● **Material to process**:
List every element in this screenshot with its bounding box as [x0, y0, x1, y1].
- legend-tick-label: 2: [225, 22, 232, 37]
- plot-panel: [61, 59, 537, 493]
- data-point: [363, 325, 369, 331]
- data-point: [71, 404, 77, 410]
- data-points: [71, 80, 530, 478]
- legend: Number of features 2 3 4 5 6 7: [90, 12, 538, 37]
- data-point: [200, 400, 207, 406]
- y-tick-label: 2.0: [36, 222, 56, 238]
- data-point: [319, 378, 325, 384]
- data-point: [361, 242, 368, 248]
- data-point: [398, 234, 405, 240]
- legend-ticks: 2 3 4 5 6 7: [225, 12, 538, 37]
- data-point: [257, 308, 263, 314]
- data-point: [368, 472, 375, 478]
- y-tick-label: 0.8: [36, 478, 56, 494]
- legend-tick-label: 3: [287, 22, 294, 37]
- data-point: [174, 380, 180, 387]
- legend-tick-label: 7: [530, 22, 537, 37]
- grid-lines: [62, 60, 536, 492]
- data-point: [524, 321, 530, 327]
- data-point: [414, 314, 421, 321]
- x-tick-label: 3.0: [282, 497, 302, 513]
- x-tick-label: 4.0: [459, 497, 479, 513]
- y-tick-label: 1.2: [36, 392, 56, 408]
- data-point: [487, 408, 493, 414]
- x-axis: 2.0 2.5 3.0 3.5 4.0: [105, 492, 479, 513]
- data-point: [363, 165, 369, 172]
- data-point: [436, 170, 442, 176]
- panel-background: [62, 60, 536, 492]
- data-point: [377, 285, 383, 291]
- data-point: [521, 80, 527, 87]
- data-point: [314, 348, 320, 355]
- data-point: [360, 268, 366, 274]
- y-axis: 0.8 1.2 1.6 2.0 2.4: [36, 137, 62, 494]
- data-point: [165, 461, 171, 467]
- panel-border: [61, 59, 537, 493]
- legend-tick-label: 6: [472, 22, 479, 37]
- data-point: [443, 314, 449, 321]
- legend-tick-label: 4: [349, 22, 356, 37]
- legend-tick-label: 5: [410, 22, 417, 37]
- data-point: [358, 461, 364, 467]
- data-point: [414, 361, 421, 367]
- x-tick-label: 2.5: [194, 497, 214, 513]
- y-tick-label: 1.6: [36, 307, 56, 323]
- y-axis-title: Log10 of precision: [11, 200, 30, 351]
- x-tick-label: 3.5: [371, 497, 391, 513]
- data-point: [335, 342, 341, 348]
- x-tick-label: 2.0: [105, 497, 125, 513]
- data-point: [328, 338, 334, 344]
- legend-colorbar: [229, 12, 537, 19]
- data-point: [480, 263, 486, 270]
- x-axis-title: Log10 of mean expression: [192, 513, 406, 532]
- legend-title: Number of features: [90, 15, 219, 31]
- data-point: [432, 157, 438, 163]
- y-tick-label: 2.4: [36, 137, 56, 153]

● **Problem to work on**:
Rewrite the records in full, substituting "Feature count" for each occurrence of "Number of features" and changing nothing else.

● **Exercise solution**:
List every element in this screenshot with its bounding box as [x0, y0, x1, y1].
- legend-tick-label: 2: [225, 22, 232, 37]
- plot-panel: [61, 59, 537, 493]
- data-point: [363, 325, 369, 331]
- data-point: [71, 404, 77, 410]
- data-points: [71, 80, 530, 478]
- legend: Feature count 2 3 4 5 6 7: [90, 12, 538, 37]
- data-point: [200, 400, 207, 406]
- y-tick-label: 2.0: [36, 222, 56, 238]
- data-point: [319, 378, 325, 384]
- data-point: [361, 242, 368, 248]
- data-point: [398, 234, 405, 240]
- legend-ticks: 2 3 4 5 6 7: [225, 12, 538, 37]
- data-point: [257, 308, 263, 314]
- data-point: [368, 472, 375, 478]
- y-tick-label: 0.8: [36, 478, 56, 494]
- legend-tick-label: 3: [287, 22, 294, 37]
- data-point: [174, 380, 180, 387]
- legend-tick-label: 7: [530, 22, 537, 37]
- grid-lines: [62, 60, 536, 492]
- data-point: [524, 321, 530, 327]
- data-point: [414, 314, 421, 321]
- x-tick-label: 3.0: [282, 497, 302, 513]
- x-tick-label: 4.0: [459, 497, 479, 513]
- y-tick-label: 1.2: [36, 392, 56, 408]
- data-point: [487, 408, 493, 414]
- x-axis: 2.0 2.5 3.0 3.5 4.0: [105, 492, 479, 513]
- data-point: [363, 165, 369, 172]
- data-point: [436, 170, 442, 176]
- panel-background: [62, 60, 536, 492]
- data-point: [377, 285, 383, 291]
- data-point: [521, 80, 527, 87]
- data-point: [314, 348, 320, 355]
- data-point: [360, 268, 366, 274]
- y-axis: 0.8 1.2 1.6 2.0 2.4: [36, 137, 62, 494]
- data-point: [165, 461, 171, 467]
- panel-border: [61, 59, 537, 493]
- legend-tick-label: 6: [472, 22, 479, 37]
- data-point: [443, 314, 449, 321]
- legend-tick-label: 4: [349, 22, 356, 37]
- legend-tick-label: 5: [410, 22, 417, 37]
- data-point: [358, 461, 364, 467]
- data-point: [414, 361, 421, 367]
- x-tick-label: 2.5: [194, 497, 214, 513]
- y-tick-label: 1.6: [36, 307, 56, 323]
- y-axis-title: Log10 of precision: [11, 200, 30, 351]
- x-tick-label: 3.5: [371, 497, 391, 513]
- data-point: [335, 342, 341, 348]
- x-tick-label: 2.0: [105, 497, 125, 513]
- data-point: [328, 338, 334, 344]
- legend-colorbar: [229, 12, 537, 19]
- data-point: [480, 263, 486, 270]
- x-axis-title: Log10 of mean expression: [192, 513, 406, 532]
- legend-title: Feature count: [90, 15, 219, 31]
- data-point: [432, 157, 438, 163]
- y-tick-label: 2.4: [36, 137, 56, 153]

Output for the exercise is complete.